= Stated goal =
Print the entries that appear below, exactly as written and without their pictures.
==============================
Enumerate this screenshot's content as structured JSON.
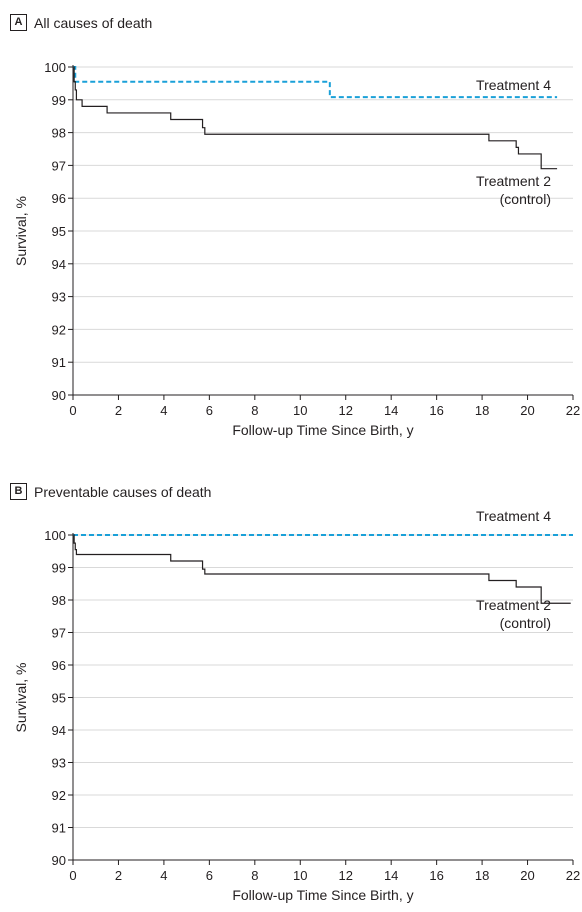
{
  "chart_data": [
    {
      "type": "line",
      "panel": "A",
      "title": "All causes of death",
      "xlabel": "Follow-up Time Since Birth, y",
      "ylabel": "Survival, %",
      "xlim": [
        0,
        22
      ],
      "ylim": [
        90,
        100
      ],
      "xticks": [
        "0",
        "2",
        "4",
        "6",
        "8",
        "10",
        "12",
        "14",
        "16",
        "18",
        "20",
        "22"
      ],
      "yticks": [
        "90",
        "91",
        "92",
        "93",
        "94",
        "95",
        "96",
        "97",
        "98",
        "99",
        "100"
      ],
      "grid": "horizontal",
      "series": [
        {
          "name": "Treatment 4",
          "label_lines": [
            "Treatment 4"
          ],
          "style": "dashed",
          "color": "#1aa0d8",
          "points": [
            [
              0,
              100
            ],
            [
              0.1,
              100
            ],
            [
              0.1,
              99.55
            ],
            [
              11.3,
              99.55
            ],
            [
              11.3,
              99.08
            ],
            [
              21.3,
              99.08
            ]
          ]
        },
        {
          "name": "Treatment 2 (control)",
          "label_lines": [
            "Treatment 2",
            "(control)"
          ],
          "style": "solid",
          "color": "#231f20",
          "points": [
            [
              0,
              100
            ],
            [
              0.05,
              100
            ],
            [
              0.05,
              99.55
            ],
            [
              0.1,
              99.55
            ],
            [
              0.1,
              99.3
            ],
            [
              0.15,
              99.3
            ],
            [
              0.15,
              99.0
            ],
            [
              0.4,
              99.0
            ],
            [
              0.4,
              98.8
            ],
            [
              1.5,
              98.8
            ],
            [
              1.5,
              98.6
            ],
            [
              4.3,
              98.6
            ],
            [
              4.3,
              98.4
            ],
            [
              5.7,
              98.4
            ],
            [
              5.7,
              98.15
            ],
            [
              5.8,
              98.15
            ],
            [
              5.8,
              97.95
            ],
            [
              18.3,
              97.95
            ],
            [
              18.3,
              97.75
            ],
            [
              19.5,
              97.75
            ],
            [
              19.5,
              97.55
            ],
            [
              19.6,
              97.55
            ],
            [
              19.6,
              97.35
            ],
            [
              20.6,
              97.35
            ],
            [
              20.6,
              96.9
            ],
            [
              21.3,
              96.9
            ]
          ]
        }
      ]
    },
    {
      "type": "line",
      "panel": "B",
      "title": "Preventable causes of death",
      "xlabel": "Follow-up Time Since Birth, y",
      "ylabel": "Survival, %",
      "xlim": [
        0,
        22
      ],
      "ylim": [
        90,
        100
      ],
      "xticks": [
        "0",
        "2",
        "4",
        "6",
        "8",
        "10",
        "12",
        "14",
        "16",
        "18",
        "20",
        "22"
      ],
      "yticks": [
        "90",
        "91",
        "92",
        "93",
        "94",
        "95",
        "96",
        "97",
        "98",
        "99",
        "100"
      ],
      "grid": "horizontal",
      "series": [
        {
          "name": "Treatment 4",
          "label_lines": [
            "Treatment 4"
          ],
          "style": "dashed",
          "color": "#1aa0d8",
          "points": [
            [
              0,
              100
            ],
            [
              22,
              100
            ]
          ]
        },
        {
          "name": "Treatment 2 (control)",
          "label_lines": [
            "Treatment 2",
            "(control)"
          ],
          "style": "solid",
          "color": "#231f20",
          "points": [
            [
              0,
              100
            ],
            [
              0.05,
              100
            ],
            [
              0.05,
              99.75
            ],
            [
              0.1,
              99.75
            ],
            [
              0.1,
              99.55
            ],
            [
              0.15,
              99.55
            ],
            [
              0.15,
              99.4
            ],
            [
              4.3,
              99.4
            ],
            [
              4.3,
              99.2
            ],
            [
              5.7,
              99.2
            ],
            [
              5.7,
              98.95
            ],
            [
              5.8,
              98.95
            ],
            [
              5.8,
              98.8
            ],
            [
              18.3,
              98.8
            ],
            [
              18.3,
              98.6
            ],
            [
              19.5,
              98.6
            ],
            [
              19.5,
              98.4
            ],
            [
              20.6,
              98.4
            ],
            [
              20.6,
              97.9
            ],
            [
              21.9,
              97.9
            ]
          ]
        }
      ]
    }
  ]
}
==============================
= Solved problem =
Enumerate this screenshot's content as structured JSON.
{
  "chart_data": [
    {
      "type": "line",
      "panel": "A",
      "title": "All causes of death",
      "xlabel": "Follow-up Time Since Birth, y",
      "ylabel": "Survival, %",
      "xlim": [
        0,
        22
      ],
      "ylim": [
        90,
        100
      ],
      "xticks": [
        "0",
        "2",
        "4",
        "6",
        "8",
        "10",
        "12",
        "14",
        "16",
        "18",
        "20",
        "22"
      ],
      "yticks": [
        "90",
        "91",
        "92",
        "93",
        "94",
        "95",
        "96",
        "97",
        "98",
        "99",
        "100"
      ],
      "grid": "horizontal",
      "series": [
        {
          "name": "Treatment 4",
          "label_lines": [
            "Treatment 4"
          ],
          "style": "dashed",
          "color": "#1aa0d8",
          "points": [
            [
              0,
              100
            ],
            [
              0.1,
              100
            ],
            [
              0.1,
              99.55
            ],
            [
              11.3,
              99.55
            ],
            [
              11.3,
              99.08
            ],
            [
              21.3,
              99.08
            ]
          ]
        },
        {
          "name": "Treatment 2 (control)",
          "label_lines": [
            "Treatment 2",
            "(control)"
          ],
          "style": "solid",
          "color": "#231f20",
          "points": [
            [
              0,
              100
            ],
            [
              0.05,
              100
            ],
            [
              0.05,
              99.55
            ],
            [
              0.1,
              99.55
            ],
            [
              0.1,
              99.3
            ],
            [
              0.15,
              99.3
            ],
            [
              0.15,
              99.0
            ],
            [
              0.4,
              99.0
            ],
            [
              0.4,
              98.8
            ],
            [
              1.5,
              98.8
            ],
            [
              1.5,
              98.6
            ],
            [
              4.3,
              98.6
            ],
            [
              4.3,
              98.4
            ],
            [
              5.7,
              98.4
            ],
            [
              5.7,
              98.15
            ],
            [
              5.8,
              98.15
            ],
            [
              5.8,
              97.95
            ],
            [
              18.3,
              97.95
            ],
            [
              18.3,
              97.75
            ],
            [
              19.5,
              97.75
            ],
            [
              19.5,
              97.55
            ],
            [
              19.6,
              97.55
            ],
            [
              19.6,
              97.35
            ],
            [
              20.6,
              97.35
            ],
            [
              20.6,
              96.9
            ],
            [
              21.3,
              96.9
            ]
          ]
        }
      ]
    },
    {
      "type": "line",
      "panel": "B",
      "title": "Preventable causes of death",
      "xlabel": "Follow-up Time Since Birth, y",
      "ylabel": "Survival, %",
      "xlim": [
        0,
        22
      ],
      "ylim": [
        90,
        100
      ],
      "xticks": [
        "0",
        "2",
        "4",
        "6",
        "8",
        "10",
        "12",
        "14",
        "16",
        "18",
        "20",
        "22"
      ],
      "yticks": [
        "90",
        "91",
        "92",
        "93",
        "94",
        "95",
        "96",
        "97",
        "98",
        "99",
        "100"
      ],
      "grid": "horizontal",
      "series": [
        {
          "name": "Treatment 4",
          "label_lines": [
            "Treatment 4"
          ],
          "style": "dashed",
          "color": "#1aa0d8",
          "points": [
            [
              0,
              100
            ],
            [
              22,
              100
            ]
          ]
        },
        {
          "name": "Treatment 2 (control)",
          "label_lines": [
            "Treatment 2",
            "(control)"
          ],
          "style": "solid",
          "color": "#231f20",
          "points": [
            [
              0,
              100
            ],
            [
              0.05,
              100
            ],
            [
              0.05,
              99.75
            ],
            [
              0.1,
              99.75
            ],
            [
              0.1,
              99.55
            ],
            [
              0.15,
              99.55
            ],
            [
              0.15,
              99.4
            ],
            [
              4.3,
              99.4
            ],
            [
              4.3,
              99.2
            ],
            [
              5.7,
              99.2
            ],
            [
              5.7,
              98.95
            ],
            [
              5.8,
              98.95
            ],
            [
              5.8,
              98.8
            ],
            [
              18.3,
              98.8
            ],
            [
              18.3,
              98.6
            ],
            [
              19.5,
              98.6
            ],
            [
              19.5,
              98.4
            ],
            [
              20.6,
              98.4
            ],
            [
              20.6,
              97.9
            ],
            [
              21.9,
              97.9
            ]
          ]
        }
      ]
    }
  ]
}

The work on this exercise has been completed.